Task requirements
Pick out every line that holds the string "name" and copy it.

------ Data to use ------

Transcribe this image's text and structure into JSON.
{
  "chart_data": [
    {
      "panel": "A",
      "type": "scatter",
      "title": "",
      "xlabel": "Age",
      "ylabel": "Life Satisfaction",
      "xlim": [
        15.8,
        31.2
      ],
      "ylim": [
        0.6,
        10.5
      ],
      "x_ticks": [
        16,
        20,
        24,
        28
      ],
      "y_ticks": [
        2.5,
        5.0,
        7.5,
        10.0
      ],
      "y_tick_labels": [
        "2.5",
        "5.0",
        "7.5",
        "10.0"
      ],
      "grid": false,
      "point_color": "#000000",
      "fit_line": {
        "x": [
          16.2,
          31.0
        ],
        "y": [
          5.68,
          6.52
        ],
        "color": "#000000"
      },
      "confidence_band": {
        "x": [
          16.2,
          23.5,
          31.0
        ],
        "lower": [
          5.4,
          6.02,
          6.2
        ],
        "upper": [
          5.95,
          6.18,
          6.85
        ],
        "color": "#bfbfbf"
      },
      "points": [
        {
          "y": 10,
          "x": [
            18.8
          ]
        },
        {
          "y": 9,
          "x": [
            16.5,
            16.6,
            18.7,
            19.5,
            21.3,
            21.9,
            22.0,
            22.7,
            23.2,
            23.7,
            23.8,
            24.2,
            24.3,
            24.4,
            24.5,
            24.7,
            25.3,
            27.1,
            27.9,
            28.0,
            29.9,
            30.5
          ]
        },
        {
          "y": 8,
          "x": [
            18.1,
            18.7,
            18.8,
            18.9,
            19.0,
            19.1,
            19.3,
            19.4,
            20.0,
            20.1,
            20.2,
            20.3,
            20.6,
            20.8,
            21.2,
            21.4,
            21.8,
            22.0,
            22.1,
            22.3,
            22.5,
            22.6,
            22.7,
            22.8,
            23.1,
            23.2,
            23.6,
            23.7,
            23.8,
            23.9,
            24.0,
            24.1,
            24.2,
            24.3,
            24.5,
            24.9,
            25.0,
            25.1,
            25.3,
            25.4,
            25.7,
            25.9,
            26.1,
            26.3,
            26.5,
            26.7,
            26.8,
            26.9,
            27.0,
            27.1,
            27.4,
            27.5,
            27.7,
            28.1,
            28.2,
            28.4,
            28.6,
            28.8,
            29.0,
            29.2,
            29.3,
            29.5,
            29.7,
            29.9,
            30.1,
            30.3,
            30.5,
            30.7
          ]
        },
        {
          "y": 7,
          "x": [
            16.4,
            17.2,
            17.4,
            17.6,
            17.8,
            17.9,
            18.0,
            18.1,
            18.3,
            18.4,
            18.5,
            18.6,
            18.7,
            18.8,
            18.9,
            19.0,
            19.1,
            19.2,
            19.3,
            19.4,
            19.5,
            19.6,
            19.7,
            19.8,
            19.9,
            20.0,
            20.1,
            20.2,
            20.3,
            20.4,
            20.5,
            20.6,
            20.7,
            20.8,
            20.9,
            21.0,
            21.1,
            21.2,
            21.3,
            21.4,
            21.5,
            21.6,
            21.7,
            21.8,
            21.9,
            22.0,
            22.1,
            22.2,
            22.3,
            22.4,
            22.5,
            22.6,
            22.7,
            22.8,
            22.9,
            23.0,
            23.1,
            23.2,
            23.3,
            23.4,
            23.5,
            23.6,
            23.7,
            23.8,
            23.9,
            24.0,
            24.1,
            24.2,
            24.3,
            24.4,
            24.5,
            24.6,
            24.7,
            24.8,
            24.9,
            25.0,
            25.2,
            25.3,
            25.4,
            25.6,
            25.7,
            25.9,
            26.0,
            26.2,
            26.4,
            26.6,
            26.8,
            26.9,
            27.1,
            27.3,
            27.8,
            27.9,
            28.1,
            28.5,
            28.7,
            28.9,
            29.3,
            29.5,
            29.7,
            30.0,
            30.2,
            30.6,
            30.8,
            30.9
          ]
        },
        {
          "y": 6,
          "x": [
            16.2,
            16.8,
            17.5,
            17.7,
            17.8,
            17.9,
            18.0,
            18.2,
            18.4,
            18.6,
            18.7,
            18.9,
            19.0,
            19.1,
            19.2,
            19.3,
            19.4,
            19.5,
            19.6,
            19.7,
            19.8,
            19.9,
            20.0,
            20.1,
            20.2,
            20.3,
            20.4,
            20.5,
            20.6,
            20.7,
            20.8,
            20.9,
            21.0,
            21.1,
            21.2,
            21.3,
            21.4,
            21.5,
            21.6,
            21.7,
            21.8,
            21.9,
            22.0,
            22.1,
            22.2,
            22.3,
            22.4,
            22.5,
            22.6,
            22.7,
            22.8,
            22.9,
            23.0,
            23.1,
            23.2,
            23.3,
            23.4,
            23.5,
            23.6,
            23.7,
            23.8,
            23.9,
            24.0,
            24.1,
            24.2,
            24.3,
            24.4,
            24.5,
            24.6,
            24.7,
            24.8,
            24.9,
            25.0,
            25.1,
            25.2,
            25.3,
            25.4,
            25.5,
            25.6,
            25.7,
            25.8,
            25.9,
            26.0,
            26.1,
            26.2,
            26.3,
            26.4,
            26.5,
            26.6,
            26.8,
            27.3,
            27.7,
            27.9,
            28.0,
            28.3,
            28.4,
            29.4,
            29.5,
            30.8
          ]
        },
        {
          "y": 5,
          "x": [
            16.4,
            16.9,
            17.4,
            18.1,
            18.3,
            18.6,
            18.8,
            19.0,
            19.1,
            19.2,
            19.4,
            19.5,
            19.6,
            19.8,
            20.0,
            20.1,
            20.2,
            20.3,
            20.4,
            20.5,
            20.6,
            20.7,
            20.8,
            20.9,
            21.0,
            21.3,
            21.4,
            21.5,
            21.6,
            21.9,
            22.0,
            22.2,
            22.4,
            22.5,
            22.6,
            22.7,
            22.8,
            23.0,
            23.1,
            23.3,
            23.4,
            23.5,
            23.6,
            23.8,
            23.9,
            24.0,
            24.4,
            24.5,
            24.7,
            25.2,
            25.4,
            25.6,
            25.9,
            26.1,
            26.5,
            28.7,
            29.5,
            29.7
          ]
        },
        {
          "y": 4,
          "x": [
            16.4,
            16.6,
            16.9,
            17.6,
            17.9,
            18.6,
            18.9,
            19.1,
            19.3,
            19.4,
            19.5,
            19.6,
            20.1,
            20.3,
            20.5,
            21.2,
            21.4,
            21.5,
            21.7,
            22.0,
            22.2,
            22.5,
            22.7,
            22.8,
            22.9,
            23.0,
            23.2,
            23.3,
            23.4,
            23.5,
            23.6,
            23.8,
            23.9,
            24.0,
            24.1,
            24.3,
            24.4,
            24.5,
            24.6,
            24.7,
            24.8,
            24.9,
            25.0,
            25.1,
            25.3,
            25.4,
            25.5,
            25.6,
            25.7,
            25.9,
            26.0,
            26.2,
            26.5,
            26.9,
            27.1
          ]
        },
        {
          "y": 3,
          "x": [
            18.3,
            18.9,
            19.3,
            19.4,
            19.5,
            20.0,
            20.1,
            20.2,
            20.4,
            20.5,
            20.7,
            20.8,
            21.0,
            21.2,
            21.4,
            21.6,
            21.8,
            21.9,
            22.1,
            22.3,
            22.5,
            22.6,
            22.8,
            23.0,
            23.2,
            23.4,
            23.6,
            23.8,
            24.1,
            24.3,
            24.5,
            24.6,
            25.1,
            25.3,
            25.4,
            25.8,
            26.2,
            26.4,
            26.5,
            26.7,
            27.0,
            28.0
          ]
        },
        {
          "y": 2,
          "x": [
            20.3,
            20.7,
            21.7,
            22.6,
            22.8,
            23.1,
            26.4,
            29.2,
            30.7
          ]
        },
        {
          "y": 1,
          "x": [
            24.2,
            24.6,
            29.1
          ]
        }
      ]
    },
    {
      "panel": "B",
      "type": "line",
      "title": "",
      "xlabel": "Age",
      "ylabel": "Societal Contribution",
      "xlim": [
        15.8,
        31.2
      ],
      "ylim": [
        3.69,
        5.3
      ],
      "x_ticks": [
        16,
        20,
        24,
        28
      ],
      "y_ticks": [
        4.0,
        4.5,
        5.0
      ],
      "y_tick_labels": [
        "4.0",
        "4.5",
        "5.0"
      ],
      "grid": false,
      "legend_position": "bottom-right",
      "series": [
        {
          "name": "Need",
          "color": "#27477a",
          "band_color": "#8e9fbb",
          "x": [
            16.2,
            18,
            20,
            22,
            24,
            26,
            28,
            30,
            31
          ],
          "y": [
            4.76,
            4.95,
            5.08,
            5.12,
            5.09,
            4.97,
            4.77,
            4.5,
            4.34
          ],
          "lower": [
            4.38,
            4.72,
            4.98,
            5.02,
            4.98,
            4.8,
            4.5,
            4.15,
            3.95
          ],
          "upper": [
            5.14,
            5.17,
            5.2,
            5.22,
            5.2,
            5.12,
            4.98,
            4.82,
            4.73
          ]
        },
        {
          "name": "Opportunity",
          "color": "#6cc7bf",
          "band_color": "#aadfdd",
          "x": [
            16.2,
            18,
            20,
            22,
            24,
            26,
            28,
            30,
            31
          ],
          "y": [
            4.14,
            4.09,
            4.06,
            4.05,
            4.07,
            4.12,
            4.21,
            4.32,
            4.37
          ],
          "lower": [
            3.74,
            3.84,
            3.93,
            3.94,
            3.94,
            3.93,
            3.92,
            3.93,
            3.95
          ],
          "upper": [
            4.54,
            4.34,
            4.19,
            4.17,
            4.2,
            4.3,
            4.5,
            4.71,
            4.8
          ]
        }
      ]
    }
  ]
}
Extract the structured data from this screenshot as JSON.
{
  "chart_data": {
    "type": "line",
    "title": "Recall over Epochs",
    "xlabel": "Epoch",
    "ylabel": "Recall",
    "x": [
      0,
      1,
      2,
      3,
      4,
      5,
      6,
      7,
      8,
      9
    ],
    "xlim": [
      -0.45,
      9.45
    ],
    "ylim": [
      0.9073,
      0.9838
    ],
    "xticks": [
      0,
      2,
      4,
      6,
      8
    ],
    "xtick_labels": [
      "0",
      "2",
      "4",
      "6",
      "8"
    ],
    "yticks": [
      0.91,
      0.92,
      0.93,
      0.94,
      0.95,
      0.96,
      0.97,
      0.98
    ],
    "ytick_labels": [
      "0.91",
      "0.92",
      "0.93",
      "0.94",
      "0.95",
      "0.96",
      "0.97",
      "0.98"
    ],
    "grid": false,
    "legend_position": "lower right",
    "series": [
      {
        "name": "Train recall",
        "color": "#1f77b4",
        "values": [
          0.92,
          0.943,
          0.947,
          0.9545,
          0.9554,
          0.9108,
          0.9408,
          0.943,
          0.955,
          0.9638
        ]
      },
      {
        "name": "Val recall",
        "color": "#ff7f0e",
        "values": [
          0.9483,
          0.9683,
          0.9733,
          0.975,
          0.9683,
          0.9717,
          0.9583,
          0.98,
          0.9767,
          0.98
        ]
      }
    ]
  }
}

------

Correct answer
          "name": "Need",
          "name": "Opportunity",
        "name": "Train recall",
        "name": "Val recall",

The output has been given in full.